# START OF Entries provided

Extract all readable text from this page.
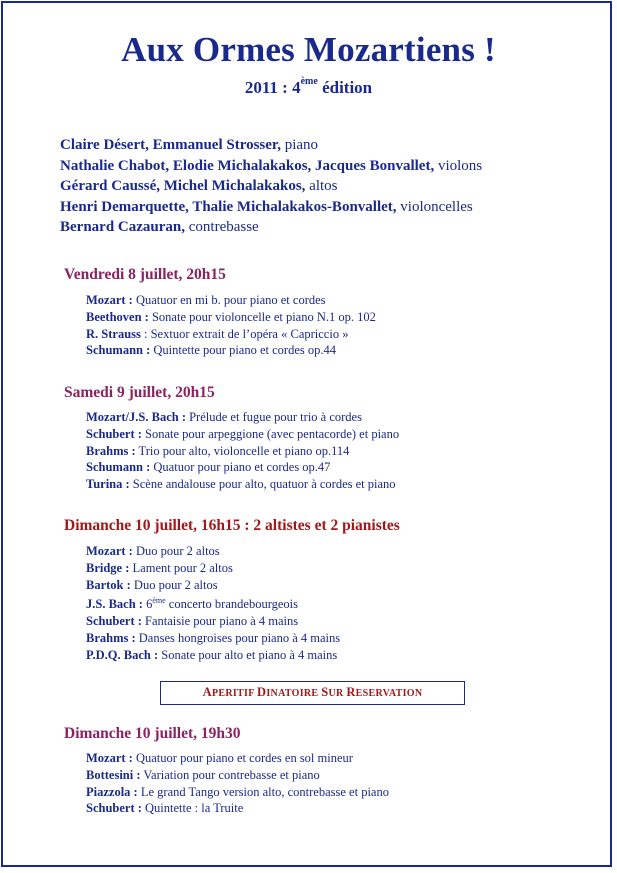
Aux Ormes Mozartiens !
2011 : 4ème édition
Claire Désert, Emmanuel Strosser, piano
Nathalie Chabot, Elodie Michalakakos, Jacques Bonvallet, violons
Gérard Caussé, Michel Michalakakos, altos
Henri Demarquette, Thalie Michalakakos-Bonvallet, violoncelles
Bernard Cazauran, contrebasse
Vendredi 8 juillet, 20h15
Mozart : Quatuor en mi b. pour piano et cordes
Beethoven : Sonate pour violoncelle et piano N.1 op. 102
R. Strauss : Sextuor extrait de l’opéra « Capriccio »
Schumann : Quintette pour piano et cordes op.44
Samedi 9 juillet, 20h15
Mozart/J.S. Bach : Prélude et fugue pour trio à cordes
Schubert : Sonate pour arpeggione (avec pentacorde) et piano
Brahms : Trio pour alto, violoncelle et piano op.114
Schumann : Quatuor pour piano et cordes op.47
Turina : Scène andalouse pour alto, quatuor à cordes et piano
Dimanche 10 juillet, 16h15 : 2 altistes et 2 pianistes
Mozart : Duo pour 2 altos
Bridge : Lament pour 2 altos
Bartok : Duo pour 2 altos
J.S. Bach : 6ème concerto brandebourgeois
Schubert : Fantaisie pour piano à 4 mains
Brahms : Danses hongroises pour piano à 4 mains
P.D.Q. Bach : Sonate pour alto et piano à 4 mains
APERITIF DINATOIRE SUR RESERVATION
Dimanche 10 juillet, 19h30
Mozart : Quatuor pour piano et cordes en sol mineur
Bottesini : Variation pour contrebasse et piano
Piazzola : Le grand Tango version alto, contrebasse et piano
Schubert : Quintette : la Truite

# END OF Entries provided

__Exercise directions__. Return solely the number of lines in the data that include the word "altos".

__Result of this exercise__. 4